(Passage shown):
The BaseMemory object keeps track of two arrays to represent
the memory:
byte[][] m_page;
byte[][] m_frame;
The "m_page" array represents the full set of memory pages.
There are 12 pages, each 16K long.
The "m_frame" array represents the four pages currently being "seen" by the CPU. For example, the following code makes the CPU
"see" pages 0, 4, 6, and 9:
m_frame[0] = m_page[0];
m_frame[1] = m_page[4];
m_frame[2] = m_page[6];
m_frame[3] = m_page[9];
The emulated CPU reads and writes data by indexing into the
"m_frame" array.
The BaseMemory object allows the CPU to select the "visible"
pages via the method "public void pageIn(int frame, int page)". It
also allows direct access to the page data via "public byte[]
getBytes(int page)" (useful for the screen emulation, for instance).

(Given records):
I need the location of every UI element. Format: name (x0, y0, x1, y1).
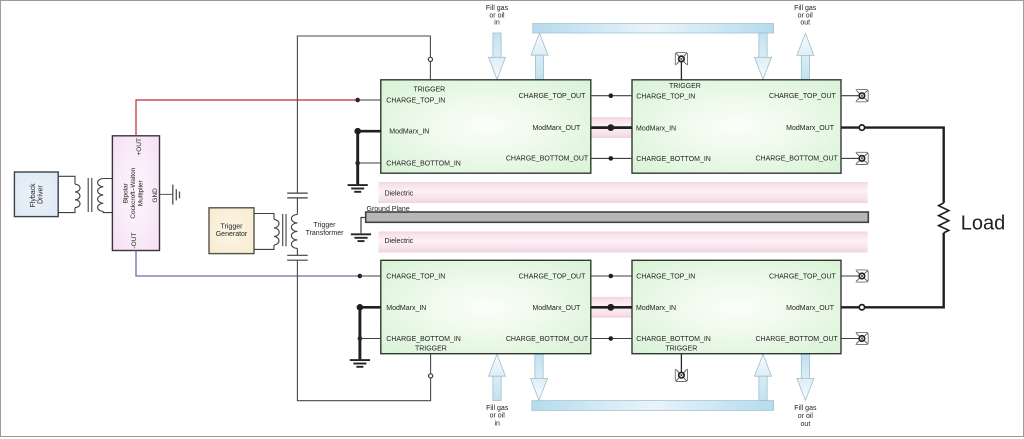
* * *
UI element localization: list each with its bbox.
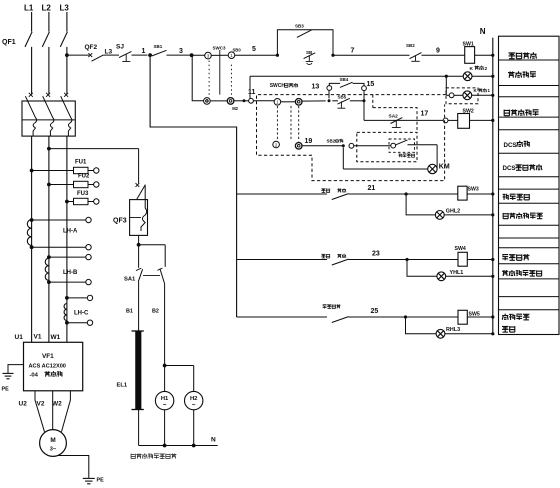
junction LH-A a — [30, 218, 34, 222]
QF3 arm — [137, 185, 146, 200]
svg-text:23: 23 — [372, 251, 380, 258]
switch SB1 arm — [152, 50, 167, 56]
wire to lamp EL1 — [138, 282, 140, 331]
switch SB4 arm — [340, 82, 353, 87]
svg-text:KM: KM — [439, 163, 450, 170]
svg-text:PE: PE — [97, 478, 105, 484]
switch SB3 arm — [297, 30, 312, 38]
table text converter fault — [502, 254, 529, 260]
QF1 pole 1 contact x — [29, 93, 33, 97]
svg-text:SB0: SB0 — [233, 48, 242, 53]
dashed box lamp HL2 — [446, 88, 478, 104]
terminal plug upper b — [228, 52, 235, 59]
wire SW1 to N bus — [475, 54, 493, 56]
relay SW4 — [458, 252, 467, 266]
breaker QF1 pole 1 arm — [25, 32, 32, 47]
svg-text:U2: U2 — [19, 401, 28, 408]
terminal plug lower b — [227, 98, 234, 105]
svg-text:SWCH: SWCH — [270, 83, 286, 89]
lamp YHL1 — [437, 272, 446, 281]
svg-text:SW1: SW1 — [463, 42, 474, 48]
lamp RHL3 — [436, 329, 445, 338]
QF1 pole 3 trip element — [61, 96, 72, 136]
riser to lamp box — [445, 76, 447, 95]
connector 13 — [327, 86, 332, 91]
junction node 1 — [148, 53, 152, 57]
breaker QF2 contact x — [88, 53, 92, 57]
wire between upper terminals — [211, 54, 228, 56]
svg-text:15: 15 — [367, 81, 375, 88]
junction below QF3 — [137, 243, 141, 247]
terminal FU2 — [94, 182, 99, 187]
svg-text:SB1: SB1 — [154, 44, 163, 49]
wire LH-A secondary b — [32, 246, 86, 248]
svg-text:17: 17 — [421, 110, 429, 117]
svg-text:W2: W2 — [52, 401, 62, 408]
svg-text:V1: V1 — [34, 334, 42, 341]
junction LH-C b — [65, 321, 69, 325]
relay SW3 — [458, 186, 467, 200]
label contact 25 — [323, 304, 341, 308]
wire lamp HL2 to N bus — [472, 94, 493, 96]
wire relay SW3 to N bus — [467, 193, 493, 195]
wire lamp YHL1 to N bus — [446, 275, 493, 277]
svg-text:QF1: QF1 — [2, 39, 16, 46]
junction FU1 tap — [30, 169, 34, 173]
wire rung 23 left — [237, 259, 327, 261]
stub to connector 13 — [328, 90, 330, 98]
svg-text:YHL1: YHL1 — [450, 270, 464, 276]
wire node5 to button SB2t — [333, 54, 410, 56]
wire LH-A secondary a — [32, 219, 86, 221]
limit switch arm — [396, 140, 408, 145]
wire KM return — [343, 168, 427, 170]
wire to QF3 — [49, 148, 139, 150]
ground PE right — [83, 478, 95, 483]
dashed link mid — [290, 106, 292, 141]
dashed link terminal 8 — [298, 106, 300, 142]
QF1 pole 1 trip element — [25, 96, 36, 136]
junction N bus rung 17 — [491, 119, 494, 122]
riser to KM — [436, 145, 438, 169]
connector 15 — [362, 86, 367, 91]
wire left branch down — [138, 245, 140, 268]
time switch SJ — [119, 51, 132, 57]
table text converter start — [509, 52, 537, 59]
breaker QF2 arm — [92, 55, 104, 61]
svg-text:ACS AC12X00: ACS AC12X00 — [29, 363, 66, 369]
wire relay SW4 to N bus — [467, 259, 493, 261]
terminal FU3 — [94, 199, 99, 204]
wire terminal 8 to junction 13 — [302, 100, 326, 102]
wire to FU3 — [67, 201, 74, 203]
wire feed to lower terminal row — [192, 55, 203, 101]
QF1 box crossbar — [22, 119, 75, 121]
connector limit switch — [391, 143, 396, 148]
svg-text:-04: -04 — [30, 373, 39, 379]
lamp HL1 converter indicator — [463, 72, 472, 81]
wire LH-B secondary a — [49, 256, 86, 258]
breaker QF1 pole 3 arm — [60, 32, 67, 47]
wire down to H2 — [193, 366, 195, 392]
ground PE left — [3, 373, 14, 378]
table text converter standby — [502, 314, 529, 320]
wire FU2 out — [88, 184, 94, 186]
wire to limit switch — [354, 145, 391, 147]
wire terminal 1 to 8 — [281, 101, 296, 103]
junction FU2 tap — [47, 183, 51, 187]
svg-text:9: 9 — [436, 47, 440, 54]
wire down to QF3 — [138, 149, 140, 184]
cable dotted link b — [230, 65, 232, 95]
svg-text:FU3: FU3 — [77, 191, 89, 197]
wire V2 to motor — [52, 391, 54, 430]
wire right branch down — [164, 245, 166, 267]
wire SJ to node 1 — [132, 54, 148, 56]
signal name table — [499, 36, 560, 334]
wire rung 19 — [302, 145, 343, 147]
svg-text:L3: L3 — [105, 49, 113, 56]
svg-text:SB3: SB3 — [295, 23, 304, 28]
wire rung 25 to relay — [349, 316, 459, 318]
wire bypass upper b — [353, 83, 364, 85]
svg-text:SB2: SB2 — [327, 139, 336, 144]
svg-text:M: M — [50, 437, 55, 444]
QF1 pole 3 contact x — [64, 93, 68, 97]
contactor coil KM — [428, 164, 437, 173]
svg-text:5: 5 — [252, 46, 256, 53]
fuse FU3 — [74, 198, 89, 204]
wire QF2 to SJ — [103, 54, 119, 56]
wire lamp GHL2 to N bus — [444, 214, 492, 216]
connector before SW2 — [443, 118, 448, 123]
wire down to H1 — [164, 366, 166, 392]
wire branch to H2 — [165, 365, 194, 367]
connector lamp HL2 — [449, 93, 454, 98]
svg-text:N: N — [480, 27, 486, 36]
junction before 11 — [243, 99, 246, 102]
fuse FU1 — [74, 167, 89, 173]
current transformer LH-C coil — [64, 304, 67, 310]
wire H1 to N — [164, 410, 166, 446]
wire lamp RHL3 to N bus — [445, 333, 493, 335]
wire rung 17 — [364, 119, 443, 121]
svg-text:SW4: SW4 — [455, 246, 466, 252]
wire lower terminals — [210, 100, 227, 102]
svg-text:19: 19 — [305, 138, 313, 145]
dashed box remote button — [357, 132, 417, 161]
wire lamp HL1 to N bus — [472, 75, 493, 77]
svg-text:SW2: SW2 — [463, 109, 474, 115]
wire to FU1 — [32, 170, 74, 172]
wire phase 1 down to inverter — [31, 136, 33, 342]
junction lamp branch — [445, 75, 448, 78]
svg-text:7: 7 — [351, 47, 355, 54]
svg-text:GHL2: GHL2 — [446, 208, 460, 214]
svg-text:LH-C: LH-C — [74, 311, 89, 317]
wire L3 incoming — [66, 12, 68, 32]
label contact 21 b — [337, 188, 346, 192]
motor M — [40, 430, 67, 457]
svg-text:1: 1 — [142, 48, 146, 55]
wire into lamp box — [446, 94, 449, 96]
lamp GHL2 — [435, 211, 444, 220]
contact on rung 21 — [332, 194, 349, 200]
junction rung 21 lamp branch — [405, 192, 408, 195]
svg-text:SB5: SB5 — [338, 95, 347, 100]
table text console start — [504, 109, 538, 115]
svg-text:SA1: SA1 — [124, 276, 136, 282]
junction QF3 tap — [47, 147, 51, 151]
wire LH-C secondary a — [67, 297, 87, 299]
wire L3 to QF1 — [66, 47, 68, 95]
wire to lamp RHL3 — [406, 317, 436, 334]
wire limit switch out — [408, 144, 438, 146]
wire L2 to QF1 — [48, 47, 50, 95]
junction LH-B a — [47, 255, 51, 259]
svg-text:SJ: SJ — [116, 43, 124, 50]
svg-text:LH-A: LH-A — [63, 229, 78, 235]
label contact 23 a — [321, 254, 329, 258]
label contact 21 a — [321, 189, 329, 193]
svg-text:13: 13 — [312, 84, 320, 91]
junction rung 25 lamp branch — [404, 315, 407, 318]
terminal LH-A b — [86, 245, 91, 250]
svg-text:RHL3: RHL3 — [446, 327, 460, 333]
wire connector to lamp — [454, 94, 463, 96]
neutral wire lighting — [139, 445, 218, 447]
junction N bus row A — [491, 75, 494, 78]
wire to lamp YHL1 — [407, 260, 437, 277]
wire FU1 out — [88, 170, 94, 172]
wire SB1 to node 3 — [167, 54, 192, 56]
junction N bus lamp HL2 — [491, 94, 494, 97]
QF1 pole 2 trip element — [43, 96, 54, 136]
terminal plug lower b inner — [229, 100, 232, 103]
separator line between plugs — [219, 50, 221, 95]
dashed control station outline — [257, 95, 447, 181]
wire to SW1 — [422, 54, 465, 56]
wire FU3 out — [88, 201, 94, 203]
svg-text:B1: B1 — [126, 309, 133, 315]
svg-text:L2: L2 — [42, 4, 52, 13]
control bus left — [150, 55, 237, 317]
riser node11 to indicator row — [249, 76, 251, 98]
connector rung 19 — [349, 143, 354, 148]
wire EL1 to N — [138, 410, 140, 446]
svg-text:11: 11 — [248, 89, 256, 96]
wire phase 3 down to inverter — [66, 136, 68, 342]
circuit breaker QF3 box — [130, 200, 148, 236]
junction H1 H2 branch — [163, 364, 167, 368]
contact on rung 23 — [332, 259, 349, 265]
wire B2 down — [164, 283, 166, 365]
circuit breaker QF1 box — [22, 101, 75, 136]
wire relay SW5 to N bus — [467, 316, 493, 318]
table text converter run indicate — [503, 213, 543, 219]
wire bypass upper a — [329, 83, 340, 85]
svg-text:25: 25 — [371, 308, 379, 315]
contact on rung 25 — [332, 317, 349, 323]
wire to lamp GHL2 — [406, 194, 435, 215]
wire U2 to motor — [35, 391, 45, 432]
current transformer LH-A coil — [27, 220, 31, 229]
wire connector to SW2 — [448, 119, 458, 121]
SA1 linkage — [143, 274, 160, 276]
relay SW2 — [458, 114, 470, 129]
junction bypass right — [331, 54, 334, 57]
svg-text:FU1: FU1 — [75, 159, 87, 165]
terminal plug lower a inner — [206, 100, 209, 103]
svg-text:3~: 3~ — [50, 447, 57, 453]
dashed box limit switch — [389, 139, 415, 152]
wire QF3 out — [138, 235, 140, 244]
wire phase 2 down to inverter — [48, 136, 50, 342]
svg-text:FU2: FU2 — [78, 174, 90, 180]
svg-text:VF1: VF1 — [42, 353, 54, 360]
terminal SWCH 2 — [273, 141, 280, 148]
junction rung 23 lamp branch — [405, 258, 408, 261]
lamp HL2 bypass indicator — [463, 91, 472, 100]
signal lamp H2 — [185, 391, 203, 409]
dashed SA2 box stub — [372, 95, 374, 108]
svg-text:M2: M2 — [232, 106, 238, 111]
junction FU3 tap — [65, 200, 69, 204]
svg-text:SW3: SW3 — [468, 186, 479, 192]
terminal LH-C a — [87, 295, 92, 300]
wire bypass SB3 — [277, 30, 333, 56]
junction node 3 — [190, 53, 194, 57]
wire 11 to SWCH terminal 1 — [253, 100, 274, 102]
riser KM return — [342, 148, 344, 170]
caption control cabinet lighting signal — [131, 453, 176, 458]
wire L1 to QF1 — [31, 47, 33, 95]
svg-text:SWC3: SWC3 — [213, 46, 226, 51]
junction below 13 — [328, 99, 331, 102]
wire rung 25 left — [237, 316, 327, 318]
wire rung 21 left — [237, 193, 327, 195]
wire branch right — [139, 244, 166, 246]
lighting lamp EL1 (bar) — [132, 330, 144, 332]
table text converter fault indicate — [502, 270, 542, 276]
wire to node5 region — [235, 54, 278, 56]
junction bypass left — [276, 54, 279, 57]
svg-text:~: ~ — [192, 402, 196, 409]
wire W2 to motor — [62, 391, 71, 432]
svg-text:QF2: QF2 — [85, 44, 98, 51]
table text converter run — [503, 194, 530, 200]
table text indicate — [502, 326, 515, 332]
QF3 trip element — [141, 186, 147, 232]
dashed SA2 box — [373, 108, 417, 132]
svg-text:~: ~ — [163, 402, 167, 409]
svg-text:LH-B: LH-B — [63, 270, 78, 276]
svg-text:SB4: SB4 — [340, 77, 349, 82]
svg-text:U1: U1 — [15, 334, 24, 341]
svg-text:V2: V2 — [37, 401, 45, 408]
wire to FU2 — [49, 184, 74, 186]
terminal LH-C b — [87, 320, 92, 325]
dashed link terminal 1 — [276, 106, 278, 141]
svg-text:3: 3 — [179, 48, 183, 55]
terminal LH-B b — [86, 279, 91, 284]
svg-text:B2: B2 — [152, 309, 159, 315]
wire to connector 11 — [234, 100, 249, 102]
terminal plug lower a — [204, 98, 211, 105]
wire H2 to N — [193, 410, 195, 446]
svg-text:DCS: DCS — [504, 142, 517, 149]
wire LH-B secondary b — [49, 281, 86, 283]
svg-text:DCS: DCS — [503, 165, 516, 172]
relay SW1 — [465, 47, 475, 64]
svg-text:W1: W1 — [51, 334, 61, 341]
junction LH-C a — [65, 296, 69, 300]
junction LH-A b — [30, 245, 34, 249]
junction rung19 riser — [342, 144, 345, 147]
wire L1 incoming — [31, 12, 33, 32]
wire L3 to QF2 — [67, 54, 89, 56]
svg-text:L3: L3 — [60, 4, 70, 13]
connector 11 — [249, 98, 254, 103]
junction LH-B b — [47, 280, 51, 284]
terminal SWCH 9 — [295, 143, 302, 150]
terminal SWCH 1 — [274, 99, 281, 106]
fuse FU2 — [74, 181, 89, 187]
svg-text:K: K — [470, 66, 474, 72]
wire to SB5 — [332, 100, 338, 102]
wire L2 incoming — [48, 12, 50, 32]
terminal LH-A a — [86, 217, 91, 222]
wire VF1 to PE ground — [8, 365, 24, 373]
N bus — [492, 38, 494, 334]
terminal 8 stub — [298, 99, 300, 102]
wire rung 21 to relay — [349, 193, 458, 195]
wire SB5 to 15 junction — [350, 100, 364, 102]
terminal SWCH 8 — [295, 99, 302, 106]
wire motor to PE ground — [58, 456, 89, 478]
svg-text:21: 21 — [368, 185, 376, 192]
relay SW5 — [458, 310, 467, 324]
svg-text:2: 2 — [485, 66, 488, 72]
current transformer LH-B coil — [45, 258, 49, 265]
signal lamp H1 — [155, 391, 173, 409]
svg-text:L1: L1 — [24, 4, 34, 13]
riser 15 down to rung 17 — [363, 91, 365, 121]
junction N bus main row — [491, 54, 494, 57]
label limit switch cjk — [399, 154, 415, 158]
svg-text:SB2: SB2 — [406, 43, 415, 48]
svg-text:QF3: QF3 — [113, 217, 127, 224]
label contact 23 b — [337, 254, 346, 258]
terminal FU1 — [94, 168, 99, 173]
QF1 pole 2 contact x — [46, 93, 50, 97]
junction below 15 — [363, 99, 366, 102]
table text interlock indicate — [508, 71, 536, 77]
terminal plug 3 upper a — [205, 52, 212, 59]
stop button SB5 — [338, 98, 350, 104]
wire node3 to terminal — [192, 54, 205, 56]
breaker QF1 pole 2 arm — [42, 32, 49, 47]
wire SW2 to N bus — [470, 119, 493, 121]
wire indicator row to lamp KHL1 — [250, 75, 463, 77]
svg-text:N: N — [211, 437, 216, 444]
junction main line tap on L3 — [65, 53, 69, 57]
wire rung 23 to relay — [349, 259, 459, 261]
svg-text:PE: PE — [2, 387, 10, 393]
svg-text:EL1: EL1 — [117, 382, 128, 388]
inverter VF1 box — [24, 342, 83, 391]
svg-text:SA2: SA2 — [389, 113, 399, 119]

(Jobs):
1. Write out the BaseMemory paging text word for word, from "The BaseMemory object allows" to "emulation, for instance).".
2. In the BaseMemory paging text, which page numbers does the example code make the CPU "see"?
3. Carry on the BaseMemory paging text from its final sentence.
The data that comes after the text plays no part in the work here.

(Set of answers):
1.
The BaseMemory object allows the CPU to select the "visible"
pages via the method "public void pageIn(int frame, int page)". It
also allows direct access to the page data via "public byte[]
getBytes(int page)" (useful for the screen emulation, for instance).

2. 0, 4, 6, 9

3.
All memory operations must convert "virtual" addresses to
physical ones. The frame number is simply the first 2 bits of the
"virtual" address; the frame offset is the remaining 14 bits (see
Listing 3).
Signed and Unsigned Data Types
You may be wondering about the return types of the methodes
in Listing 3; they both return an integer (32 bits) despite the fact
that they should perhaps return a "byte" (8 bits) and, respectively,
a "char" (16 bits).
The Z80 CPU can operate on 8-bit or 16-bit values, either
directly or via its registers. Although Java natively supports data
types that are 8- and 16-bits wide, the emulator is implemented
almost exclusively in terms of integer types. The reason for this is
that the Java byte is a signed type, while the Java char is an
unsigned type.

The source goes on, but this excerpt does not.